SHORT TASK>
Copy out the entries word for word, starting with the very first one and ending with the line that contains "comment-form: Post [387, 452, 720, 481]", including both of those lines.

AVAILABLE RECORDS>
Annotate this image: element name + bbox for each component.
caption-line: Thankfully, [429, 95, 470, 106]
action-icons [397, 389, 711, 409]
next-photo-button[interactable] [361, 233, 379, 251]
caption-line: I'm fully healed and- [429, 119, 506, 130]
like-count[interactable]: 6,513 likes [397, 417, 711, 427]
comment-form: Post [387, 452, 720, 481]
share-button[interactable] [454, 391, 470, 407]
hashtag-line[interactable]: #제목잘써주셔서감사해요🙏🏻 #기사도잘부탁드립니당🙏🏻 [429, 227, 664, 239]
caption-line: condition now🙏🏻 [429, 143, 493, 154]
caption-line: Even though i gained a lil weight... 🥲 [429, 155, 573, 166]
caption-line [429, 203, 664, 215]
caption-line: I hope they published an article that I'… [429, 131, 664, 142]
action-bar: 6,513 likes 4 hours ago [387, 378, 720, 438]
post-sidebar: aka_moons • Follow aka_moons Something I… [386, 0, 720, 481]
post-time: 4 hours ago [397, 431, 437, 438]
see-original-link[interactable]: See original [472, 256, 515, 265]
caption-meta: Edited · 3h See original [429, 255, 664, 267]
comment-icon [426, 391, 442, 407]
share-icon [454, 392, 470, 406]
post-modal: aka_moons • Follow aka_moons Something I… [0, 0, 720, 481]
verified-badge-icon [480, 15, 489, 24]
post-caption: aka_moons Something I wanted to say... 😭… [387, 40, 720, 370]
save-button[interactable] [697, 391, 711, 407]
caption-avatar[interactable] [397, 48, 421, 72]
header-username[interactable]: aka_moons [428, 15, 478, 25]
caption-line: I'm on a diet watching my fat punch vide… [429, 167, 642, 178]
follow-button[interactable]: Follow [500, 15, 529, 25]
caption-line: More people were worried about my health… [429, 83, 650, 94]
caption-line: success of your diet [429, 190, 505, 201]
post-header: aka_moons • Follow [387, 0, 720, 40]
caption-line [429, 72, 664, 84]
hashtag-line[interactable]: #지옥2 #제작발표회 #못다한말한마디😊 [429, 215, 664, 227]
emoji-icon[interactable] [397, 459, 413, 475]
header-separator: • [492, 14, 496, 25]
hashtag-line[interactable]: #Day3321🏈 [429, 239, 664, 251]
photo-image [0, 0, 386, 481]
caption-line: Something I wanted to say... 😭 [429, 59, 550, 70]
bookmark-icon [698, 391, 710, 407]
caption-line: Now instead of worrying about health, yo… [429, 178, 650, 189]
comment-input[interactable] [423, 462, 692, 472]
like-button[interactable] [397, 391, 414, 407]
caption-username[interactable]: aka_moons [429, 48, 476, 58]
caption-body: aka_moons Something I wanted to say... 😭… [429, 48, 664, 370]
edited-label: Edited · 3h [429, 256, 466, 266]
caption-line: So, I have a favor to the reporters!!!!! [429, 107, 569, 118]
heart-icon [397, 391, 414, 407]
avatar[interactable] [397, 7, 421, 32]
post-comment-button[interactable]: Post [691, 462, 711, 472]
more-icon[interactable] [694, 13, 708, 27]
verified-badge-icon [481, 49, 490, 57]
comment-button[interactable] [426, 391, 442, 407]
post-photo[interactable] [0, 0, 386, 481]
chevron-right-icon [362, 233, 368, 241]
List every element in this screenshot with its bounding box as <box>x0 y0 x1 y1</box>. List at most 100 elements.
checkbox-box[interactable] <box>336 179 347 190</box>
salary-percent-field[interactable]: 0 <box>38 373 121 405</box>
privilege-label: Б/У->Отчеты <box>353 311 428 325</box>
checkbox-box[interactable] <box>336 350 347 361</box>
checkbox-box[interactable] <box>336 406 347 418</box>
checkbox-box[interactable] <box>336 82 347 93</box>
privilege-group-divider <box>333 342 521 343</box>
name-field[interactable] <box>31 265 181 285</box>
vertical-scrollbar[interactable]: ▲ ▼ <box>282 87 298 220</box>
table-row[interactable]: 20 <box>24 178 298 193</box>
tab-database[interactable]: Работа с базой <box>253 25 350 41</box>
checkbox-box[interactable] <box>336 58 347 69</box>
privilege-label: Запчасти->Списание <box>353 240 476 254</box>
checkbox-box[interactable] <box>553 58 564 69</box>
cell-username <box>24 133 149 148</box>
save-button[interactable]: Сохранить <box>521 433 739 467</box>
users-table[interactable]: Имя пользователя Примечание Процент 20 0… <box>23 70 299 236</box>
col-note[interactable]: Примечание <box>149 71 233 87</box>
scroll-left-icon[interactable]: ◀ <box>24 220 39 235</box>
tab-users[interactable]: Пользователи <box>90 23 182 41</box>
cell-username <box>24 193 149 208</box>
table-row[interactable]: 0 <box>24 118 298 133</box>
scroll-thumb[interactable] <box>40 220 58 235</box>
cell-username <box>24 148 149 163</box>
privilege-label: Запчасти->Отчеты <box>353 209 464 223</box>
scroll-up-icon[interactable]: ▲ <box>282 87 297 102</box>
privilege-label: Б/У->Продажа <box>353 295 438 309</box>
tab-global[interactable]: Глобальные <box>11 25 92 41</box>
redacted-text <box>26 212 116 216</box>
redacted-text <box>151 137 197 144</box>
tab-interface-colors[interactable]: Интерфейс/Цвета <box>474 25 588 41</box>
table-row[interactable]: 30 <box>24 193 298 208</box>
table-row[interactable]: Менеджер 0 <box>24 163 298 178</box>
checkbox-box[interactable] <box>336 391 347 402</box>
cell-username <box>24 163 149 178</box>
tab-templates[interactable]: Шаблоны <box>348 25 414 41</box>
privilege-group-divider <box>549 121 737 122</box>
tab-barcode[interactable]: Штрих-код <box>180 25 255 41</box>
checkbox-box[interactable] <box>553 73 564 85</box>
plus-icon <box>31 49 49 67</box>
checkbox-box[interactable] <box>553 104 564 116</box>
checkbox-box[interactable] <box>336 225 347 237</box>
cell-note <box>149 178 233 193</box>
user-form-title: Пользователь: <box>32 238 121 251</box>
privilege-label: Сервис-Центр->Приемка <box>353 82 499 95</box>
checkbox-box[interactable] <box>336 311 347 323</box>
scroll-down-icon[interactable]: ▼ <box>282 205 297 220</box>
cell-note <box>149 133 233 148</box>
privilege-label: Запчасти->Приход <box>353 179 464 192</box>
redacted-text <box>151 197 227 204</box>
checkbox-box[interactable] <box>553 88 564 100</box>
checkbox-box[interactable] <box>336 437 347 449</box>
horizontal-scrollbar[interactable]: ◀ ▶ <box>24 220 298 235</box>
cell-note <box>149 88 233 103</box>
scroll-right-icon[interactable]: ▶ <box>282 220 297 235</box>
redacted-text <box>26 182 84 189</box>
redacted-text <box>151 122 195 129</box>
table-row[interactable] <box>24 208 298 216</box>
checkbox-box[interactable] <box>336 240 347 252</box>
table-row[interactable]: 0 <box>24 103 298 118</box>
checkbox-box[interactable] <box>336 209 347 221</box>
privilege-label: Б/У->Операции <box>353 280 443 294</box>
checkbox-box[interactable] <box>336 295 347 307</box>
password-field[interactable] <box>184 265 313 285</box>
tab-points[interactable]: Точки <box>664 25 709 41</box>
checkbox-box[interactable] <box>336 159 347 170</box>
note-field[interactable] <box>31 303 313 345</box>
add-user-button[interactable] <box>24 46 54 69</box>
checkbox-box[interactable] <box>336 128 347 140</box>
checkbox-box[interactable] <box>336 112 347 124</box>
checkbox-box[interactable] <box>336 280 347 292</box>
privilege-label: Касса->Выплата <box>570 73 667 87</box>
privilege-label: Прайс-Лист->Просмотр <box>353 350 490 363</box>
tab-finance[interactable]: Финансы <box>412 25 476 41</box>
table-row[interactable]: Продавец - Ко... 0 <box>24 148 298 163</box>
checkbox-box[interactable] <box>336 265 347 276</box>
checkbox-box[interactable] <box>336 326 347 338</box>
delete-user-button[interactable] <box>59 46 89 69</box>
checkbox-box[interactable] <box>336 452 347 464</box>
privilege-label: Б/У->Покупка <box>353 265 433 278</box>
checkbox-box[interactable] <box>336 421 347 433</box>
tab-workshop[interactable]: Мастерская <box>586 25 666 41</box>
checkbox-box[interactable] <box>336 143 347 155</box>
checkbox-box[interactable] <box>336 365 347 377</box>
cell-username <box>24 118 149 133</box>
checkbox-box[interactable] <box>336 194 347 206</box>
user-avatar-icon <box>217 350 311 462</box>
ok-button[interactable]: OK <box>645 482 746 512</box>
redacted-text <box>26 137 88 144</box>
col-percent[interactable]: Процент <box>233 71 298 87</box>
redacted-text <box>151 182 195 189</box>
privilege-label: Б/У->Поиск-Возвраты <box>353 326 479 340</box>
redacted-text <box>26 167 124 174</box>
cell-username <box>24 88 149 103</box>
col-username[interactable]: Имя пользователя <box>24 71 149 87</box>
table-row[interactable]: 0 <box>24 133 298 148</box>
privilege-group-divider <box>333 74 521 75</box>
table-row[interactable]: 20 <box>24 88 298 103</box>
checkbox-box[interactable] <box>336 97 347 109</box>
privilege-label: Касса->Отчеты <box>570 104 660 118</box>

WRITTEN REPLY>
Annotate this image: element name + bbox for each component.
caption-line: Thankfully, [429, 95, 470, 106]
action-icons [397, 389, 711, 409]
next-photo-button[interactable] [361, 233, 379, 251]
caption-line: I'm fully healed and- [429, 119, 506, 130]
like-count[interactable]: 6,513 likes [397, 417, 711, 427]
comment-form: Post [387, 452, 720, 481]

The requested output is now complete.